• _Exercise goal_
Without the pictures, write out all the lines below exactly as they appear.

>> Begin

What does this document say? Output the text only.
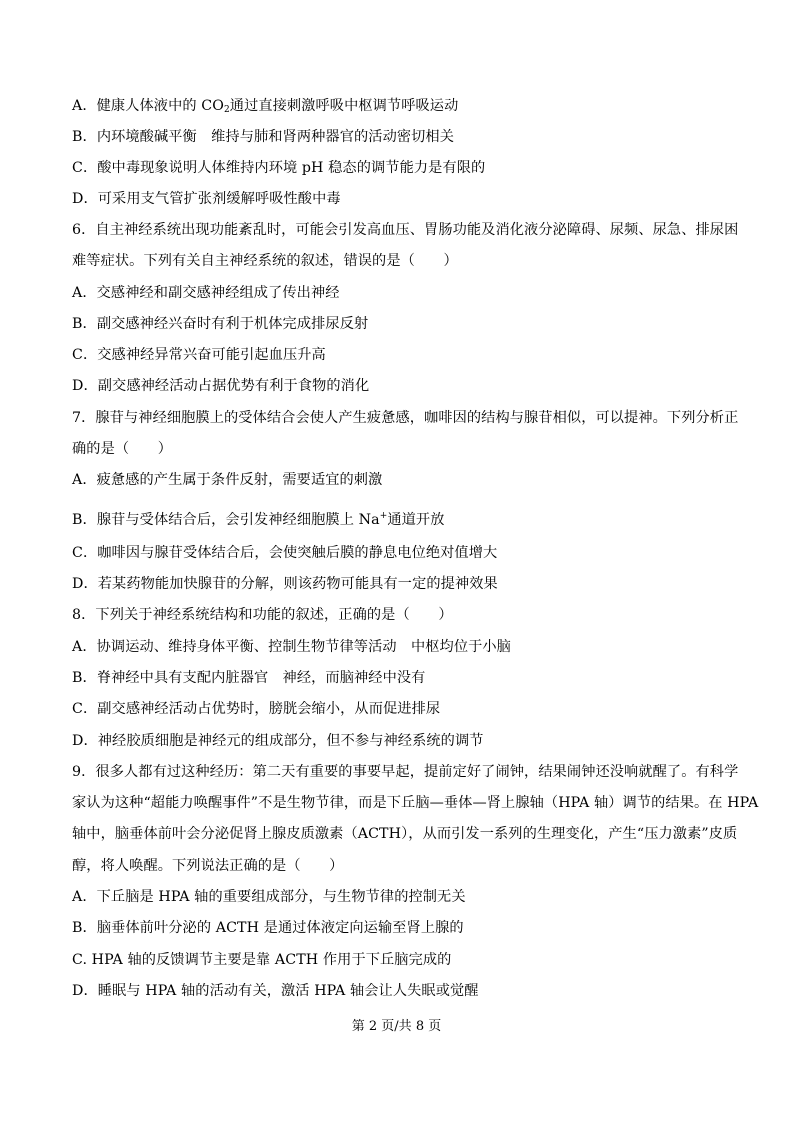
A．健康人体液中的 $CO_2$通过直接刺激呼吸中枢调节呼吸运动
B．内环境酸碱平衡　维持与肺和肾两种器官的活动密切相关
C．酸中毒现象说明人体维持内环境 pH 稳态的调节能力是有限的
D．可采用支气管扩张剂缓解呼吸性酸中毒
6．自主神经系统出现功能紊乱时，可能会引发高血压、胃肠功能及消化液分泌障碍、尿频、尿急、排尿困
难等症状。下列有关自主神经系统的叙述，错误的是（　　）
A．交感神经和副交感神经组成了传出神经
B．副交感神经兴奋时有利于机体完成排尿反射
C．交感神经异常兴奋可能引起血压升高
D．副交感神经活动占据优势有利于食物的消化
7．腺苷与神经细胞膜上的受体结合会使人产生疲惫感，咖啡因的结构与腺苷相似，可以提神。下列分析正
确的是（　　）
A．疲惫感的产生属于条件反射，需要适宜的刺激
B．腺苷与受体结合后，会引发神经细胞膜上 Na+通道开放
C．咖啡因与腺苷受体结合后，会使突触后膜的静息电位绝对值增大
D．若某药物能加快腺苷的分解，则该药物可能具有一定的提神效果
8．下列关于神经系统结构和功能的叙述，正确的是（　　）
A．协调运动、维持身体平衡、控制生物节律等活动　中枢均位于小脑
B．脊神经中具有支配内脏器官　神经，而脑神经中没有
C．副交感神经活动占优势时，膀胱会缩小，从而促进排尿
D．神经胶质细胞是神经元的组成部分，但不参与神经系统的调节
9．很多人都有过这种经历：第二天有重要的事要早起，提前定好了闹钟，结果闹钟还没响就醒了。有科学
家认为这种“超能力唤醒事件”不是生物节律，而是下丘脑—垂体—肾上腺轴（HPA 轴）调节的结果。在 HPA
轴中，脑垂体前叶会分泌促肾上腺皮质激素（ACTH），从而引发一系列的生理变化，产生“压力激素”皮质
醇，将人唤醒。下列说法正确的是（　　）
A．下丘脑是 HPA 轴的重要组成部分，与生物节律的控制无关
B．脑垂体前叶分泌的 ACTH 是通过体液定向运输至肾上腺的
C. HPA 轴的反馈调节主要是靠 ACTH 作用于下丘脑完成的
D．睡眠与 HPA 轴的活动有关，激活 HPA 轴会让人失眠或觉醒
第 2 页/共 8 页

>> End

• _Answer_
What does this document say? Output the text only.
A．健康人体液中的 $CO_2$通过直接刺激呼吸中枢调节呼吸运动
B．内环境酸碱平衡　维持与肺和肾两种器官的活动密切相关
C．酸中毒现象说明人体维持内环境 pH 稳态的调节能力是有限的
D．可采用支气管扩张剂缓解呼吸性酸中毒
6．自主神经系统出现功能紊乱时，可能会引发高血压、胃肠功能及消化液分泌障碍、尿频、尿急、排尿困
难等症状。下列有关自主神经系统的叙述，错误的是（　　）
A．交感神经和副交感神经组成了传出神经
B．副交感神经兴奋时有利于机体完成排尿反射
C．交感神经异常兴奋可能引起血压升高
D．副交感神经活动占据优势有利于食物的消化
7．腺苷与神经细胞膜上的受体结合会使人产生疲惫感，咖啡因的结构与腺苷相似，可以提神。下列分析正
确的是（　　）
A．疲惫感的产生属于条件反射，需要适宜的刺激
B．腺苷与受体结合后，会引发神经细胞膜上 Na+通道开放
C．咖啡因与腺苷受体结合后，会使突触后膜的静息电位绝对值增大
D．若某药物能加快腺苷的分解，则该药物可能具有一定的提神效果
8．下列关于神经系统结构和功能的叙述，正确的是（　　）
A．协调运动、维持身体平衡、控制生物节律等活动　中枢均位于小脑
B．脊神经中具有支配内脏器官　神经，而脑神经中没有
C．副交感神经活动占优势时，膀胱会缩小，从而促进排尿
D．神经胶质细胞是神经元的组成部分，但不参与神经系统的调节
9．很多人都有过这种经历：第二天有重要的事要早起，提前定好了闹钟，结果闹钟还没响就醒了。有科学
家认为这种“超能力唤醒事件”不是生物节律，而是下丘脑—垂体—肾上腺轴（HPA 轴）调节的结果。在 HPA
轴中，脑垂体前叶会分泌促肾上腺皮质激素（ACTH），从而引发一系列的生理变化，产生“压力激素”皮质
醇，将人唤醒。下列说法正确的是（　　）
A．下丘脑是 HPA 轴的重要组成部分，与生物节律的控制无关
B．脑垂体前叶分泌的 ACTH 是通过体液定向运输至肾上腺的
C. HPA 轴的反馈调节主要是靠 ACTH 作用于下丘脑完成的
D．睡眠与 HPA 轴的活动有关，激活 HPA 轴会让人失眠或觉醒
第 2 页/共 8 页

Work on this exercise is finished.